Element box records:
● ● ● ●

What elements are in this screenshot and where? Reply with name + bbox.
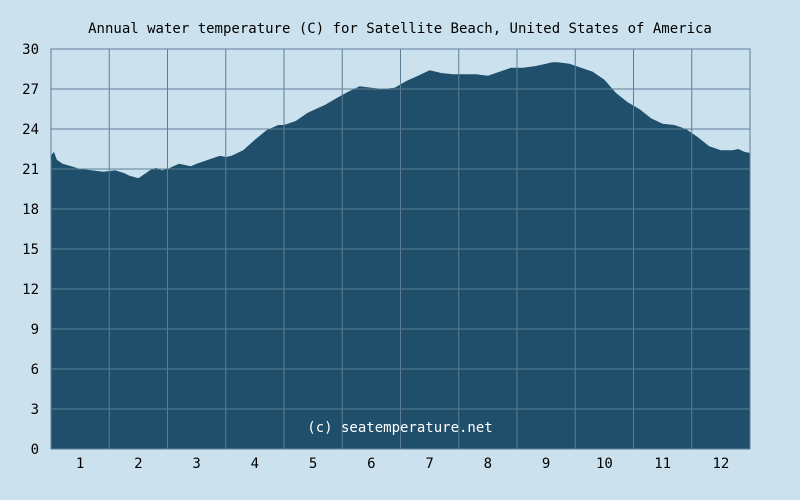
x-tick-label: 5 <box>309 456 317 472</box>
x-tick-label: 8 <box>484 456 492 472</box>
y-tick-label: 27 <box>22 82 39 98</box>
x-tick-label: 2 <box>134 456 142 472</box>
y-tick-label: 24 <box>22 122 39 138</box>
x-tick-label: 12 <box>712 456 729 472</box>
y-tick-label: 18 <box>22 202 39 218</box>
y-tick-label: 21 <box>22 162 39 178</box>
x-tick-label: 1 <box>76 456 84 472</box>
x-tick-label: 4 <box>251 456 259 472</box>
y-tick-label: 9 <box>31 322 39 338</box>
x-tick-label: 11 <box>654 456 671 472</box>
y-tick-label: 12 <box>22 282 39 298</box>
x-tick-label: 7 <box>425 456 433 472</box>
x-tick-label: 10 <box>596 456 613 472</box>
y-tick-label: 6 <box>31 362 39 378</box>
chart-title: Annual water temperature (C) for Satelli… <box>88 21 712 37</box>
watermark-text: (c) seatemperature.net <box>307 420 492 436</box>
y-tick-label: 3 <box>31 402 39 418</box>
x-tick-label: 9 <box>542 456 550 472</box>
y-tick-label: 30 <box>22 42 39 58</box>
plot-border <box>50 48 751 450</box>
x-tick-label: 3 <box>192 456 200 472</box>
x-tick-label: 6 <box>367 456 375 472</box>
y-tick-label: 0 <box>31 442 39 458</box>
y-tick-label: 15 <box>22 242 39 258</box>
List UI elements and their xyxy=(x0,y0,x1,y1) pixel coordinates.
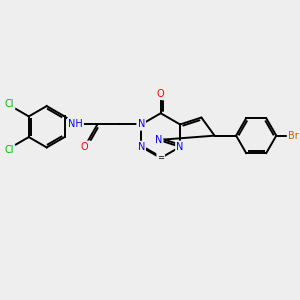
Text: Br: Br xyxy=(288,130,298,141)
Text: O: O xyxy=(157,89,164,99)
Text: NH: NH xyxy=(68,119,83,129)
Text: O: O xyxy=(81,142,88,152)
Text: O: O xyxy=(81,142,88,152)
Text: N: N xyxy=(176,142,184,152)
Text: N: N xyxy=(138,119,145,129)
Text: N: N xyxy=(138,119,145,129)
Text: N: N xyxy=(176,142,184,152)
Text: Cl: Cl xyxy=(5,99,14,109)
Text: N: N xyxy=(155,135,163,145)
Text: O: O xyxy=(157,89,164,99)
Text: Cl: Cl xyxy=(5,145,14,155)
Text: N: N xyxy=(176,142,184,152)
Text: N: N xyxy=(138,142,145,152)
Text: NH: NH xyxy=(68,119,83,129)
Text: Cl: Cl xyxy=(5,99,14,109)
Text: Br: Br xyxy=(288,130,298,141)
Text: N: N xyxy=(138,142,145,152)
Text: =: = xyxy=(157,154,164,163)
Text: =: = xyxy=(158,157,164,163)
Text: Cl: Cl xyxy=(5,145,14,155)
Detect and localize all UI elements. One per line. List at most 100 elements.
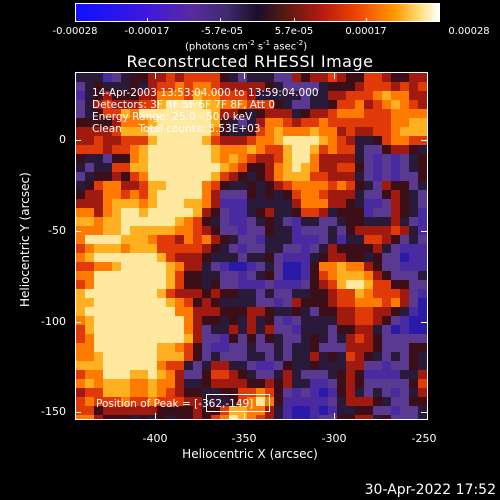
heatmap-cell [85, 307, 94, 316]
heatmap-cell [211, 262, 220, 271]
heatmap-cell [310, 388, 319, 397]
heatmap-cell [139, 406, 148, 415]
heatmap-cell [139, 118, 148, 127]
heatmap-cell [355, 271, 364, 280]
heatmap-cell [184, 406, 193, 415]
heatmap-cell [346, 145, 355, 154]
heatmap-cell [157, 316, 166, 325]
heatmap-cell [175, 334, 184, 343]
heatmap-cell [103, 289, 112, 298]
heatmap-cell [220, 226, 229, 235]
heatmap-cell [247, 82, 256, 91]
heatmap-cell [346, 343, 355, 352]
heatmap-cell [76, 343, 85, 352]
heatmap-cell [292, 163, 301, 172]
heatmap-cell [328, 397, 337, 406]
heatmap-cell [256, 343, 265, 352]
heatmap-cell [391, 91, 400, 100]
heatmap-cell [337, 379, 346, 388]
y-tick-label: 0 [59, 133, 66, 146]
heatmap-cell [391, 271, 400, 280]
heatmap-cell [256, 415, 265, 419]
heatmap-cell [355, 370, 364, 379]
heatmap-cell [265, 307, 274, 316]
heatmap-cell [319, 235, 328, 244]
heatmap-cell [265, 361, 274, 370]
heatmap-cell [256, 307, 265, 316]
heatmap-cell [112, 361, 121, 370]
heatmap-cell [148, 307, 157, 316]
heatmap-cell [229, 163, 238, 172]
heatmap-cell [121, 217, 130, 226]
heatmap-cell [391, 190, 400, 199]
heatmap-cell [139, 370, 148, 379]
heatmap-cell [418, 145, 427, 154]
heatmap-cell [220, 289, 229, 298]
heatmap-cell [337, 154, 346, 163]
heatmap-cell [94, 415, 103, 419]
heatmap-cell [328, 244, 337, 253]
heatmap-cell [229, 316, 238, 325]
heatmap-cell [256, 208, 265, 217]
heatmap-cell [103, 406, 112, 415]
heatmap-cell [76, 289, 85, 298]
heatmap-cell [103, 361, 112, 370]
heatmap-cell [175, 73, 184, 82]
heatmap-cell [238, 361, 247, 370]
heatmap-cell [319, 316, 328, 325]
heatmap-cell [103, 307, 112, 316]
heatmap-cell [409, 307, 418, 316]
heatmap-cell [247, 316, 256, 325]
heatmap-cell [256, 91, 265, 100]
heatmap-cell [148, 154, 157, 163]
heatmap-cell [193, 127, 202, 136]
heatmap-cell [265, 127, 274, 136]
heatmap-cell [301, 154, 310, 163]
heatmap-cell [346, 253, 355, 262]
heatmap-cell [400, 271, 409, 280]
heatmap-cell [319, 352, 328, 361]
heatmap-cell [229, 91, 238, 100]
heatmap-cell [355, 208, 364, 217]
heatmap-cell [85, 352, 94, 361]
heatmap-cell [292, 370, 301, 379]
heatmap-cell [211, 307, 220, 316]
heatmap-cell [274, 109, 283, 118]
heatmap-cell [283, 109, 292, 118]
heatmap-cell [202, 352, 211, 361]
heatmap-cell [157, 199, 166, 208]
heatmap-cell [112, 244, 121, 253]
heatmap-cell [283, 145, 292, 154]
heatmap-cell [292, 397, 301, 406]
heatmap-cell [301, 73, 310, 82]
heatmap-cell [409, 253, 418, 262]
heatmap-cell [409, 91, 418, 100]
heatmap-cell [184, 109, 193, 118]
x-tickmark [155, 73, 156, 79]
heatmap-cell [256, 370, 265, 379]
heatmap-cell [373, 118, 382, 127]
heatmap-cell [211, 118, 220, 127]
heatmap-cell [229, 415, 238, 419]
heatmap-cell [121, 262, 130, 271]
heatmap-cell [130, 253, 139, 262]
heatmap-cell [76, 388, 85, 397]
heatmap-cell [121, 118, 130, 127]
heatmap-cell [373, 280, 382, 289]
heatmap-cell [382, 262, 391, 271]
heatmap-cell [202, 262, 211, 271]
heatmap-cell [238, 271, 247, 280]
heatmap-cell [193, 91, 202, 100]
heatmap-cell [292, 280, 301, 289]
heatmap-cell [202, 226, 211, 235]
heatmap-cell [328, 100, 337, 109]
heatmap-cell [184, 253, 193, 262]
heatmap-cell [409, 82, 418, 91]
heatmap-cell [175, 82, 184, 91]
heatmap-cell [112, 388, 121, 397]
heatmap-cell [409, 406, 418, 415]
heatmap-cell [229, 181, 238, 190]
heatmap-cell [355, 298, 364, 307]
heatmap-cell [130, 181, 139, 190]
y-tickmark [75, 412, 81, 413]
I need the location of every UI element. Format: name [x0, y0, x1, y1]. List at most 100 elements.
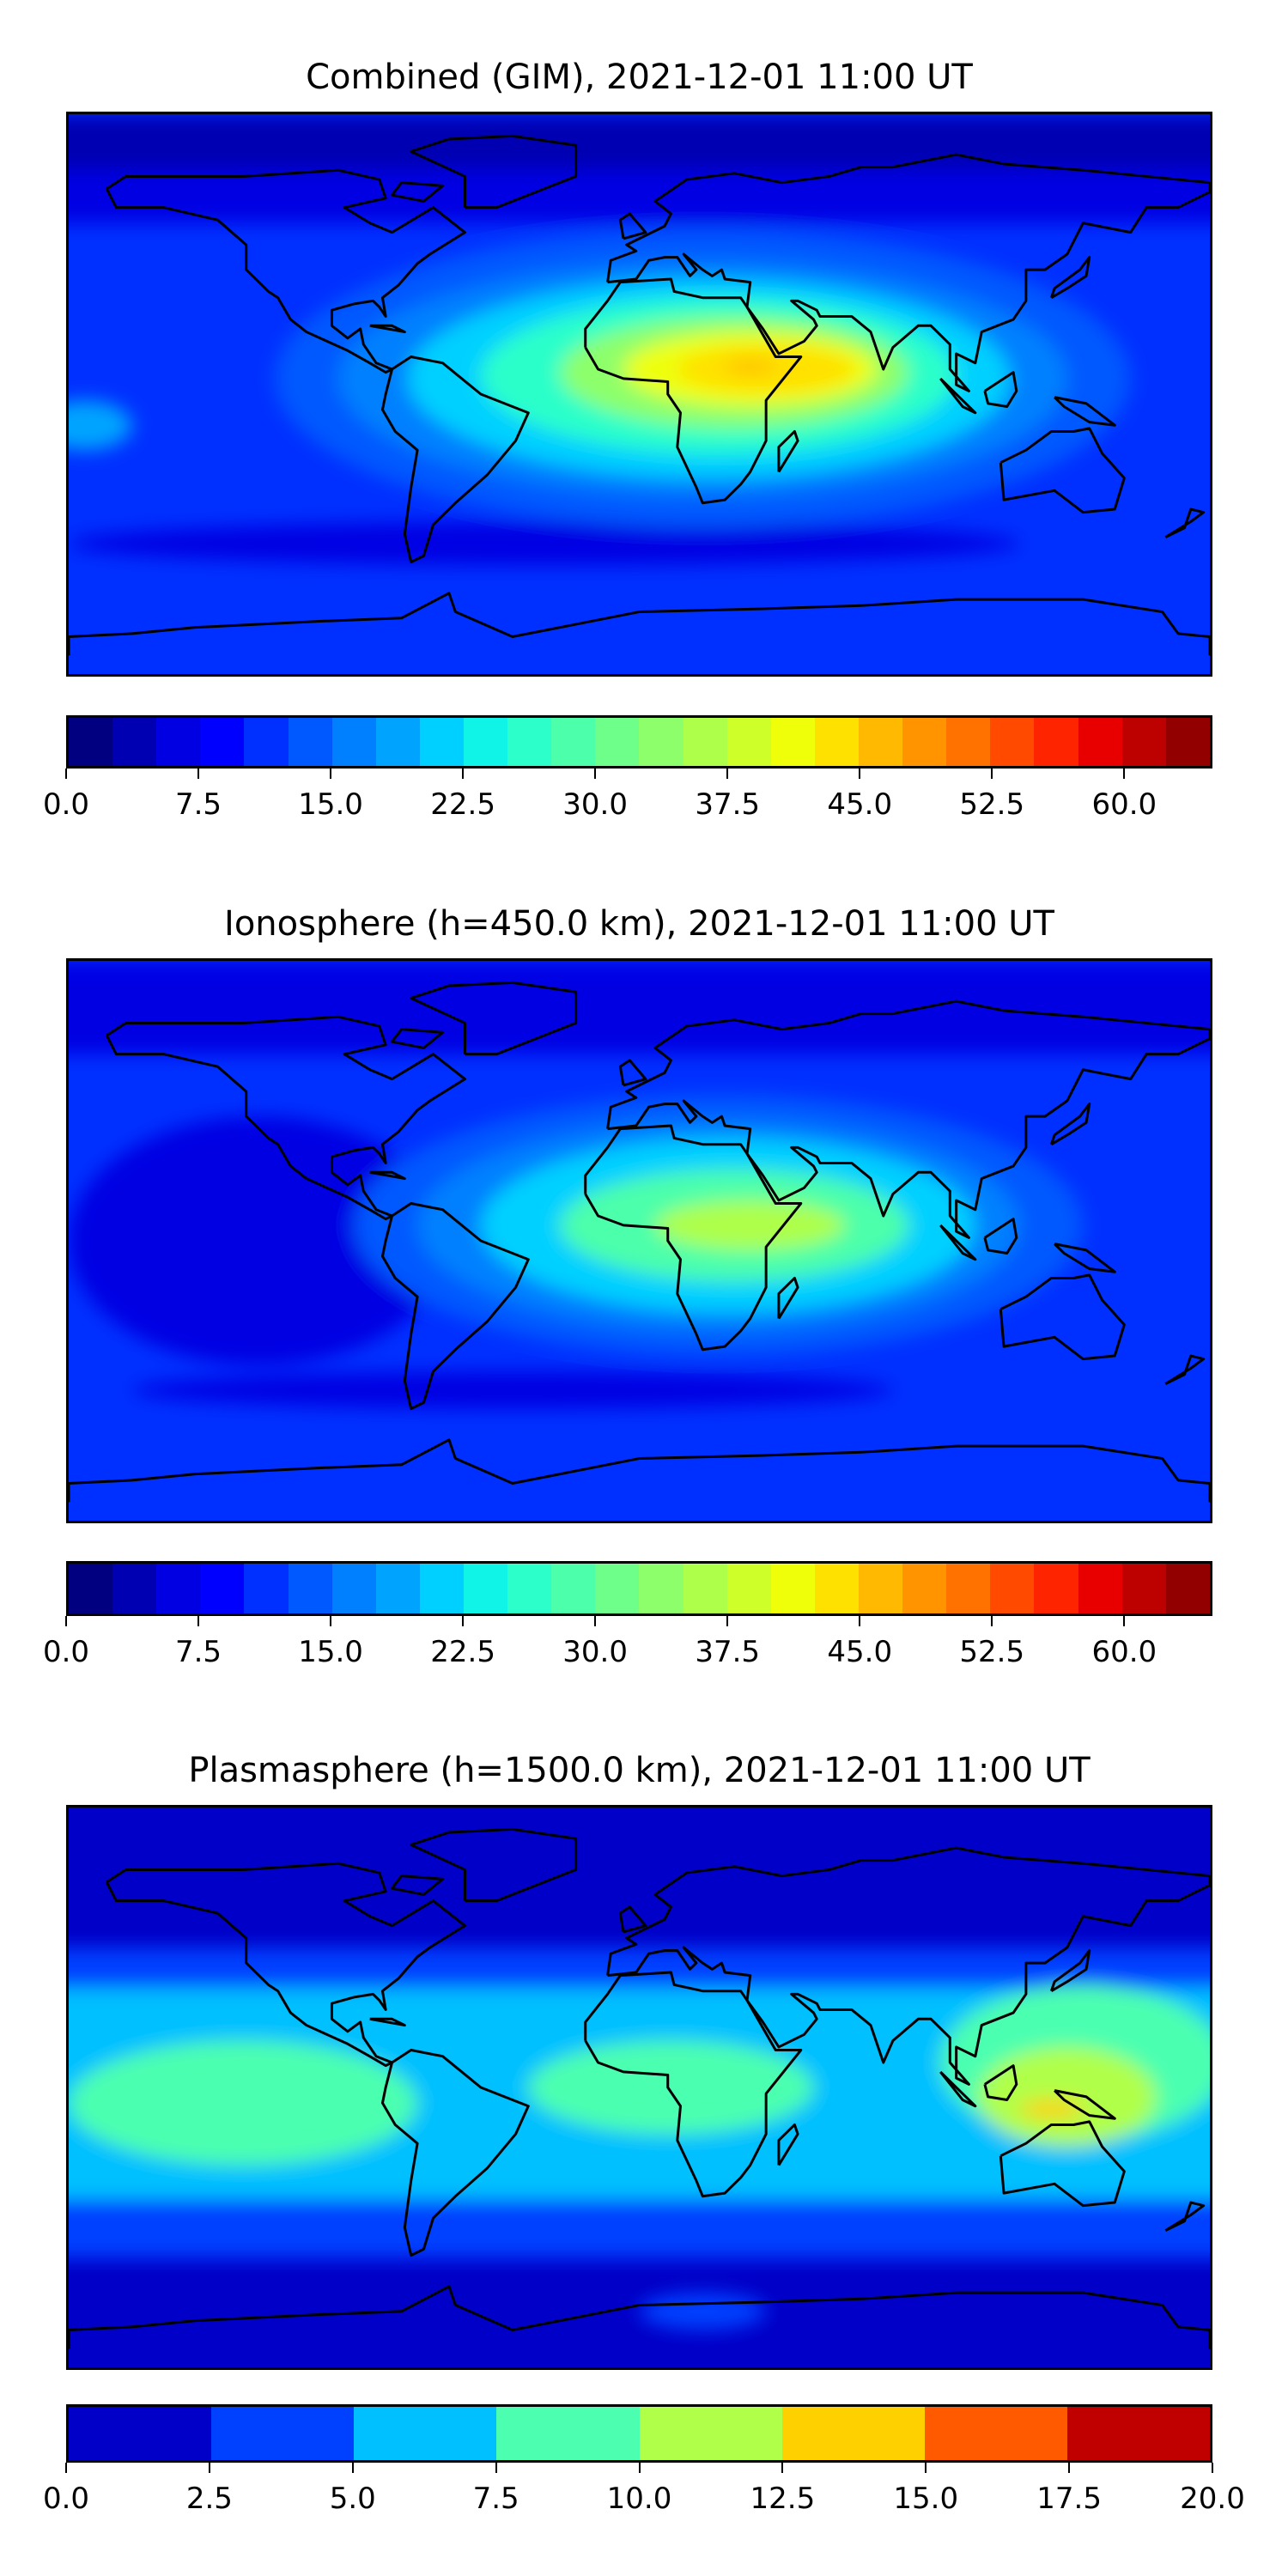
colorbar-combined: [66, 715, 1212, 769]
colorbar-bin: [990, 718, 1035, 766]
coastline: [370, 1172, 405, 1178]
colorbar-tick: [594, 1616, 597, 1626]
colorbar-bin: [211, 2407, 355, 2460]
coastline: [1165, 509, 1203, 538]
panel-title: Combined (GIM), 2021-12-01 11:00 UT: [306, 58, 973, 97]
colorbar-tick-label: 15.0: [893, 2482, 959, 2516]
colorbar-ticks: 0.0 2.5 5.0 7.5 10.0 12.5 15.0 17.5 20.0: [43, 2463, 1245, 2516]
colorbar-bin: [595, 718, 640, 766]
coastline: [1165, 1356, 1203, 1384]
colorbar-tick: [1123, 769, 1126, 779]
colorbar-bin: [814, 718, 859, 766]
colorbar-tick: [859, 1616, 861, 1626]
coastline: [1051, 1951, 1089, 1991]
coastline: [392, 183, 443, 202]
coastline: [69, 2287, 1210, 2348]
colorbar-tick: [197, 1616, 200, 1626]
colorbar-ionosphere: [66, 1561, 1212, 1616]
map-combined: [66, 112, 1212, 677]
colorbar-tick: [859, 769, 861, 779]
coastline: [69, 593, 1210, 655]
colorbar-bin: [639, 1564, 683, 1613]
colorbar-tick: [991, 769, 993, 779]
coastline: [586, 279, 801, 503]
colorbar-tick-label: 10.0: [606, 2482, 672, 2516]
colorbar-bin: [375, 1564, 420, 1613]
map-canvas: [69, 961, 1210, 1521]
coastline: [586, 1126, 801, 1350]
map-canvas: [69, 1807, 1210, 2367]
coastline: [1054, 2091, 1115, 2119]
field-contour: [1019, 2099, 1084, 2119]
coastline: [382, 2050, 528, 2256]
coastline: [392, 1876, 443, 1895]
colorbar-tick-label: 15.0: [298, 1635, 363, 1669]
colorbar-tick: [991, 1616, 993, 1626]
colorbar-bin: [858, 718, 903, 766]
colorbar-tick: [330, 769, 332, 779]
coastline: [985, 2066, 1017, 2100]
colorbar-bin: [463, 1564, 508, 1613]
field-contour: [654, 1200, 846, 1250]
colorbar-tick: [1068, 2463, 1071, 2473]
coastline: [1054, 398, 1115, 426]
coastline: [779, 431, 798, 471]
colorbar-tick-label: 0.0: [42, 1635, 90, 1669]
colorbar-bin: [112, 1564, 157, 1613]
coastline: [940, 379, 975, 413]
field-contour: [69, 961, 1210, 1054]
colorbar-bin: [781, 2407, 925, 2460]
coastline: [382, 1204, 528, 1409]
field-contour: [69, 2040, 418, 2166]
colorbar-bin: [1066, 2407, 1210, 2460]
colorbar-bin: [924, 2407, 1067, 2460]
colorbar-tick-label: 7.5: [174, 787, 222, 822]
coastline: [1165, 2202, 1203, 2231]
coastline: [940, 2072, 975, 2106]
colorbar-bin: [69, 1564, 113, 1613]
field-contour: [639, 2293, 767, 2330]
colorbar-tick-label: 12.5: [750, 2482, 816, 2516]
coastline: [620, 214, 646, 239]
colorbar-bin: [1078, 1564, 1122, 1613]
colorbar-bin: [331, 1564, 376, 1613]
colorbar-bin: [507, 1564, 552, 1613]
colorbar-bin: [1034, 1564, 1078, 1613]
colorbar-bin: [200, 718, 245, 766]
colorbar-tick-label: 7.5: [472, 2482, 519, 2516]
colorbar-tick-label: 5.0: [329, 2482, 376, 2516]
colorbar-bin: [990, 1564, 1035, 1613]
colorbar-bin: [156, 718, 201, 766]
colorbar-tick: [726, 1616, 729, 1626]
colorbar-bin: [354, 2407, 497, 2460]
coastline: [106, 1863, 465, 2065]
colorbar-tick-label: 45.0: [827, 787, 893, 822]
coastline: [608, 155, 1210, 391]
coastline: [69, 1440, 1210, 1502]
colorbar-bin: [156, 1564, 201, 1613]
coastline: [1051, 1104, 1089, 1145]
colorbar-tick-label: 0.0: [42, 2482, 90, 2516]
colorbar-tick: [65, 2463, 67, 2473]
coastline: [1054, 1244, 1115, 1273]
colorbar-tick-label: 30.0: [562, 1635, 628, 1669]
coastline: [985, 1219, 1017, 1254]
coastline: [411, 136, 576, 207]
panel-title: Ionosphere (h=450.0 km), 2021-12-01 11:0…: [224, 904, 1054, 944]
colorbar-tick-label: 22.5: [430, 787, 495, 822]
colorbar-bin: [726, 1564, 771, 1613]
colorbar-bin: [726, 718, 771, 766]
colorbar-bin: [112, 718, 157, 766]
colorbar-tick-label: 37.5: [695, 787, 761, 822]
colorbar-bin: [639, 2407, 782, 2460]
coastline: [1000, 1275, 1124, 1359]
colorbar-bin: [683, 718, 727, 766]
colorbar-tick: [1123, 1616, 1126, 1626]
colorbar-bin: [507, 718, 552, 766]
field-contour: [69, 114, 1210, 171]
colorbar-tick-label: 7.5: [174, 1635, 222, 1669]
colorbar-bin: [1034, 718, 1078, 766]
coastline: [779, 2124, 798, 2165]
colorbar-tick: [208, 2463, 210, 2473]
map-plasmasphere: [66, 1805, 1212, 2370]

● ● ● ●

Short exercise: In the entries from the line with "colorbar-combined: [66, 715, 1212, 769]" up to and including the line with "coastline: [1165, 509, 1203, 538]", swap "colorbar-bin" for "colorbar-segment" and leave everything else unchanged. Return only those lines.

Task result:
colorbar-combined: [66, 715, 1212, 769]
colorbar-segment: [990, 718, 1035, 766]
coastline: [370, 1172, 405, 1178]
colorbar-tick: [594, 1616, 597, 1626]
colorbar-segment: [211, 2407, 355, 2460]
coastline: [1165, 509, 1203, 538]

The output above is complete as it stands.